[start]

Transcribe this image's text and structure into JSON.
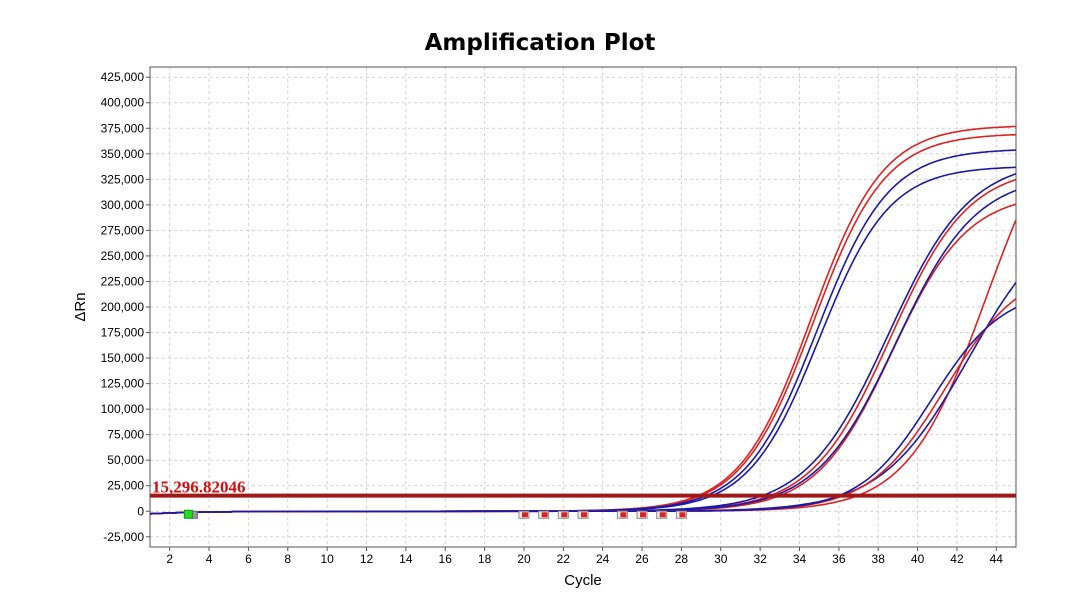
{
  "chart_data": {
    "type": "line",
    "title": "Amplification Plot",
    "xlabel": "Cycle",
    "ylabel": "ΔRn",
    "xlim": [
      1,
      45
    ],
    "ylim": [
      -35000,
      435000
    ],
    "x_ticks": [
      2,
      4,
      6,
      8,
      10,
      12,
      14,
      16,
      18,
      20,
      22,
      24,
      26,
      28,
      30,
      32,
      34,
      36,
      38,
      40,
      42,
      44
    ],
    "y_ticks": [
      -25000,
      0,
      25000,
      50000,
      75000,
      100000,
      125000,
      150000,
      175000,
      200000,
      225000,
      250000,
      275000,
      300000,
      325000,
      350000,
      375000,
      400000,
      425000
    ],
    "grid": true,
    "threshold": {
      "value": 15296.82046,
      "label": "15,296.82046",
      "color": "#a01818"
    },
    "series_colors": {
      "red": "#dd2222",
      "blue": "#1a1aaa"
    },
    "baseline_markers": {
      "green": {
        "x": 3,
        "color": "#22dd22"
      },
      "red_gray": [
        20,
        21,
        22,
        23,
        25,
        26,
        27,
        28
      ]
    },
    "series": [
      {
        "color": "red",
        "plateau": 378000,
        "mid": 34.6,
        "slope": 0.55
      },
      {
        "color": "red",
        "plateau": 370000,
        "mid": 34.7,
        "slope": 0.55
      },
      {
        "color": "blue",
        "plateau": 355000,
        "mid": 34.9,
        "slope": 0.55
      },
      {
        "color": "blue",
        "plateau": 338000,
        "mid": 35.0,
        "slope": 0.56
      },
      {
        "color": "red",
        "plateau": 338000,
        "mid": 38.6,
        "slope": 0.5
      },
      {
        "color": "blue",
        "plateau": 345000,
        "mid": 38.5,
        "slope": 0.48
      },
      {
        "color": "red",
        "plateau": 312000,
        "mid": 38.7,
        "slope": 0.52
      },
      {
        "color": "blue",
        "plateau": 330000,
        "mid": 38.9,
        "slope": 0.49
      },
      {
        "color": "red",
        "plateau": 420000,
        "mid": 43.5,
        "slope": 0.5
      },
      {
        "color": "blue",
        "plateau": 300000,
        "mid": 42.6,
        "slope": 0.45
      },
      {
        "color": "red",
        "plateau": 240000,
        "mid": 41.4,
        "slope": 0.52
      },
      {
        "color": "blue",
        "plateau": 218000,
        "mid": 40.7,
        "slope": 0.55
      }
    ]
  }
}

[end]

• What you should do: Without including the pictures, reproduce all entries exactly.

• The solution:
Transcribe this image's text and structure into JSON.
{
  "chart_data": {
    "type": "line",
    "title": "Amplification Plot",
    "xlabel": "Cycle",
    "ylabel": "ΔRn",
    "xlim": [
      1,
      45
    ],
    "ylim": [
      -35000,
      435000
    ],
    "x_ticks": [
      2,
      4,
      6,
      8,
      10,
      12,
      14,
      16,
      18,
      20,
      22,
      24,
      26,
      28,
      30,
      32,
      34,
      36,
      38,
      40,
      42,
      44
    ],
    "y_ticks": [
      -25000,
      0,
      25000,
      50000,
      75000,
      100000,
      125000,
      150000,
      175000,
      200000,
      225000,
      250000,
      275000,
      300000,
      325000,
      350000,
      375000,
      400000,
      425000
    ],
    "grid": true,
    "threshold": {
      "value": 15296.82046,
      "label": "15,296.82046",
      "color": "#a01818"
    },
    "series_colors": {
      "red": "#dd2222",
      "blue": "#1a1aaa"
    },
    "baseline_markers": {
      "green": {
        "x": 3,
        "color": "#22dd22"
      },
      "red_gray": [
        20,
        21,
        22,
        23,
        25,
        26,
        27,
        28
      ]
    },
    "series": [
      {
        "color": "red",
        "plateau": 378000,
        "mid": 34.6,
        "slope": 0.55
      },
      {
        "color": "red",
        "plateau": 370000,
        "mid": 34.7,
        "slope": 0.55
      },
      {
        "color": "blue",
        "plateau": 355000,
        "mid": 34.9,
        "slope": 0.55
      },
      {
        "color": "blue",
        "plateau": 338000,
        "mid": 35.0,
        "slope": 0.56
      },
      {
        "color": "red",
        "plateau": 338000,
        "mid": 38.6,
        "slope": 0.5
      },
      {
        "color": "blue",
        "plateau": 345000,
        "mid": 38.5,
        "slope": 0.48
      },
      {
        "color": "red",
        "plateau": 312000,
        "mid": 38.7,
        "slope": 0.52
      },
      {
        "color": "blue",
        "plateau": 330000,
        "mid": 38.9,
        "slope": 0.49
      },
      {
        "color": "red",
        "plateau": 420000,
        "mid": 43.5,
        "slope": 0.5
      },
      {
        "color": "blue",
        "plateau": 300000,
        "mid": 42.6,
        "slope": 0.45
      },
      {
        "color": "red",
        "plateau": 240000,
        "mid": 41.4,
        "slope": 0.52
      },
      {
        "color": "blue",
        "plateau": 218000,
        "mid": 40.7,
        "slope": 0.55
      }
    ]
  }
}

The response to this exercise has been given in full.